### Exercise prompt
Output every entry exactly as written.

### Data excerpts
:::
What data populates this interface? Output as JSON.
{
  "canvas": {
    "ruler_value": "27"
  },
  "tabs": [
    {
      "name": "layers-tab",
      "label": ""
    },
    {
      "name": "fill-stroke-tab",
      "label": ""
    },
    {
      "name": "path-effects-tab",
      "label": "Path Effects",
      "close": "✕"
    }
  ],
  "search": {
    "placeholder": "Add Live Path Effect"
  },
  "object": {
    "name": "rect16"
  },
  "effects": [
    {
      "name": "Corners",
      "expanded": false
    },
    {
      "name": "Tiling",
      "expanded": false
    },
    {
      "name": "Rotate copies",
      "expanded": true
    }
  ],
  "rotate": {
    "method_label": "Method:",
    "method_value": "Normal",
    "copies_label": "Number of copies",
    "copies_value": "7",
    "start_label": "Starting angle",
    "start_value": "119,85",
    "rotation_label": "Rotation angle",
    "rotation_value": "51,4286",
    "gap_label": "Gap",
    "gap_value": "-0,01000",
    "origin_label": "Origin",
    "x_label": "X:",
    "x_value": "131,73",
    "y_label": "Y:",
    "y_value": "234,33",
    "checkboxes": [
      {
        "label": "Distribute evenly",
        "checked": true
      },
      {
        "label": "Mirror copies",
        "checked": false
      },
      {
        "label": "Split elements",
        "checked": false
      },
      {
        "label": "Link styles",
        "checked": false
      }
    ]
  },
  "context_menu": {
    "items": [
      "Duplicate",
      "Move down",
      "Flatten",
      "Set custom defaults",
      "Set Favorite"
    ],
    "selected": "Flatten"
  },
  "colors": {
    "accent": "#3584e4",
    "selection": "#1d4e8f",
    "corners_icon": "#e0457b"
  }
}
:::
### Right answer
What data populates this interface? Output as JSON.
{
  "canvas": {
    "ruler_value": "27"
  },
  "tabs": [
    {
      "name": "layers-tab",
      "label": ""
    },
    {
      "name": "fill-stroke-tab",
      "label": ""
    },
    {
      "name": "path-effects-tab",
      "label": "Path Effects",
      "close": "✕"
    }
  ],
  "search": {
    "placeholder": "Add Live Path Effect"
  },
  "object": {
    "name": "rect16"
  },
  "effects": [
    {
      "name": "Corners",
      "expanded": false
    },
    {
      "name": "Tiling",
      "expanded": false
    },
    {
      "name": "Rotate copies",
      "expanded": true
    }
  ],
  "rotate": {
    "method_label": "Method:",
    "method_value": "Normal",
    "copies_label": "Number of copies",
    "copies_value": "7",
    "start_label": "Starting angle",
    "start_value": "119,85",
    "rotation_label": "Rotation angle",
    "rotation_value": "51,4286",
    "gap_label": "Gap",
    "gap_value": "-0,01000",
    "origin_label": "Origin",
    "x_label": "X:",
    "x_value": "131,73",
    "y_label": "Y:",
    "y_value": "234,33",
    "checkboxes": [
      {
        "label": "Distribute evenly",
        "checked": true
      },
      {
        "label": "Mirror copies",
        "checked": false
      },
      {
        "label": "Split elements",
        "checked": false
      },
      {
        "label": "Link styles",
        "checked": false
      }
    ]
  },
  "context_menu": {
    "items": [
      "Duplicate",
      "Move down",
      "Flatten",
      "Set custom defaults",
      "Set Favorite"
    ],
    "selected": "Flatten"
  },
  "colors": {
    "accent": "#3584e4",
    "selection": "#1d4e8f",
    "corners_icon": "#e0457b"
  }
}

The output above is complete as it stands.